──────── Data to use ────────
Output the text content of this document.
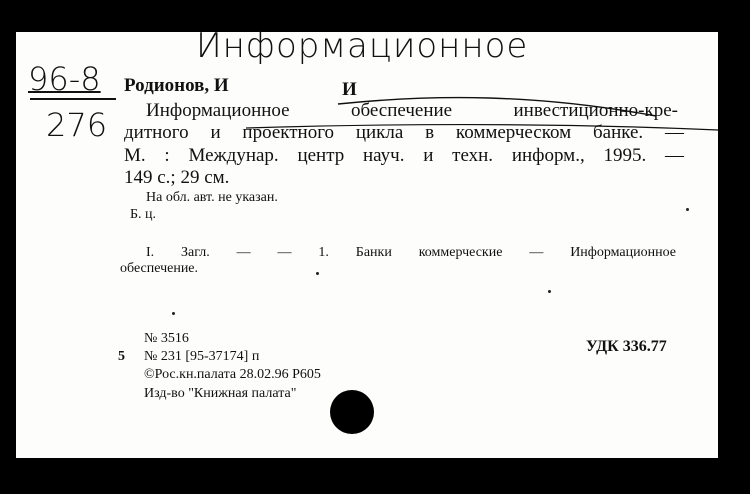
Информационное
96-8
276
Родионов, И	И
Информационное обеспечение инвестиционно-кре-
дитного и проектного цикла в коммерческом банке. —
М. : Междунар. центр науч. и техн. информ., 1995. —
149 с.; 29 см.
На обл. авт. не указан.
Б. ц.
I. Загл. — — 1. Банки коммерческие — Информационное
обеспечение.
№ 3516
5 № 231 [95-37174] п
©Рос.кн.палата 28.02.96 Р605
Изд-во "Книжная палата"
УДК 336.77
────────
──────── Data to use ────────
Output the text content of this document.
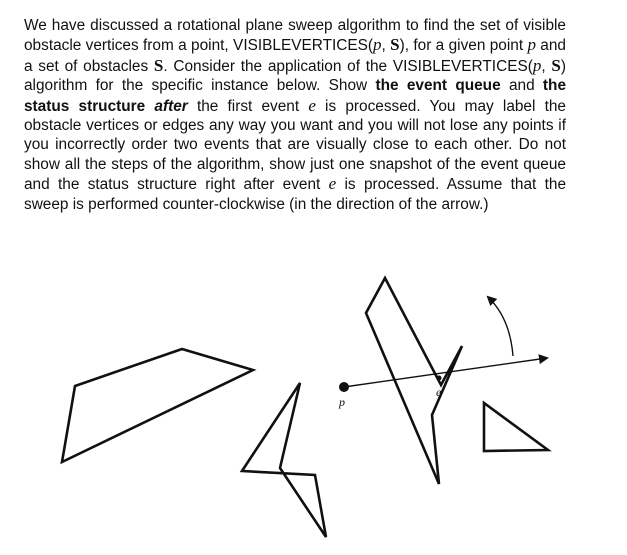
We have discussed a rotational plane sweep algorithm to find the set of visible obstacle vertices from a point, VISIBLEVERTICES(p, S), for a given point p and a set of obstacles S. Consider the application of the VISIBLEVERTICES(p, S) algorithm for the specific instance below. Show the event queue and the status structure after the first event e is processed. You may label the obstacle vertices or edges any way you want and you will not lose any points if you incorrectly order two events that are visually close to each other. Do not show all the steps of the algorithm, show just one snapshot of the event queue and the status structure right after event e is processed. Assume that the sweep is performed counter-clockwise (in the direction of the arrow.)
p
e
────────
Required task |
Which lines contain the word "обеспечение"? Copy each one.

Output below |
Информационное обеспечение инвестиционно-кре-
обеспечение.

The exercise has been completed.